[Collected data]
— BEGIN —

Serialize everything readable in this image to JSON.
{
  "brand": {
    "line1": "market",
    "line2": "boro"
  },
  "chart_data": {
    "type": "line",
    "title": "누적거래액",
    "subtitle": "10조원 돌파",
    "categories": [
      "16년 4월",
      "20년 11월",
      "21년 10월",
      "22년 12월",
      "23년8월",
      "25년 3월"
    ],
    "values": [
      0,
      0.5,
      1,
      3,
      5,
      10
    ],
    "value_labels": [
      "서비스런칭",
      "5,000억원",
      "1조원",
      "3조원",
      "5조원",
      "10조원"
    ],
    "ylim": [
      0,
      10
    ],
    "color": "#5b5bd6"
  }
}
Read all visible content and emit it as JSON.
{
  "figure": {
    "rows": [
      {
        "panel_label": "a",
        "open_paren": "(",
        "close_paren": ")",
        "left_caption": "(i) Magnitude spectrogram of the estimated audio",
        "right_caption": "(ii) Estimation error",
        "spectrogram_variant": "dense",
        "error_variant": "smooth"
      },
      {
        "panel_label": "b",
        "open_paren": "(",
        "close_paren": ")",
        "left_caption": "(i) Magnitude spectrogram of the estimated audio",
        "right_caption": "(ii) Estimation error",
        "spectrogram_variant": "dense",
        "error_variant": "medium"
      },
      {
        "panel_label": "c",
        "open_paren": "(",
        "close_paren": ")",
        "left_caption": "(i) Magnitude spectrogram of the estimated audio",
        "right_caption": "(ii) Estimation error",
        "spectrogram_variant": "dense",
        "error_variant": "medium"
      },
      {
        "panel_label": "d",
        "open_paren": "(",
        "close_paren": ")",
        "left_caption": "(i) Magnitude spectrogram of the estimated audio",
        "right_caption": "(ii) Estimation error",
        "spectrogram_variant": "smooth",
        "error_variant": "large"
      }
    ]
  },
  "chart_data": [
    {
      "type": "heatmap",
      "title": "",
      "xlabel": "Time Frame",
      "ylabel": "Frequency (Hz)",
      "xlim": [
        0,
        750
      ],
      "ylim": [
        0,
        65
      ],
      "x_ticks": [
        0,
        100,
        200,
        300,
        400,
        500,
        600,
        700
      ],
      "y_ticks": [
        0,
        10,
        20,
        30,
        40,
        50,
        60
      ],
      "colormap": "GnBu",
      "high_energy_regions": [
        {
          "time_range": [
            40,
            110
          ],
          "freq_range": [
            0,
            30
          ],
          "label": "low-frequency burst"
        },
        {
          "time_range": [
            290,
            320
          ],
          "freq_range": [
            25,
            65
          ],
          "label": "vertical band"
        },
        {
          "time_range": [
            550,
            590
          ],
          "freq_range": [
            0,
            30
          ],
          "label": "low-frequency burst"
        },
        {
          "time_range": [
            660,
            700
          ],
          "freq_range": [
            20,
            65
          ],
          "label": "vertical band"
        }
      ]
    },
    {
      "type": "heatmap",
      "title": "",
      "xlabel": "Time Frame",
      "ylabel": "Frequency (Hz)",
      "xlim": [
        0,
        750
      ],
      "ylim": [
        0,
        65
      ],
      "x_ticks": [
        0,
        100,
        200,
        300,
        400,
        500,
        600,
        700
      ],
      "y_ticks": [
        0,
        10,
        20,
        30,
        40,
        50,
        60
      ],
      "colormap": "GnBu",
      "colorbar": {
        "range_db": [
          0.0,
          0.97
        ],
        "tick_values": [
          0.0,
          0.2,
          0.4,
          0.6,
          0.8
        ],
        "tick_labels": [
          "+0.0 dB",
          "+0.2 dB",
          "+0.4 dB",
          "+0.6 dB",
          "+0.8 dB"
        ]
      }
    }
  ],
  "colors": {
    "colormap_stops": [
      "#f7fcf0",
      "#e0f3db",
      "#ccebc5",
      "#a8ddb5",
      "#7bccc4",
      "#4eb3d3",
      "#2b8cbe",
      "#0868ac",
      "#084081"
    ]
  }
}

— END —

*WRITTEN EXERCISE*. Tally up the lines in the preceding listing that contain the string "JSON". Respond with the number and nothing else.

*RESULT*. 2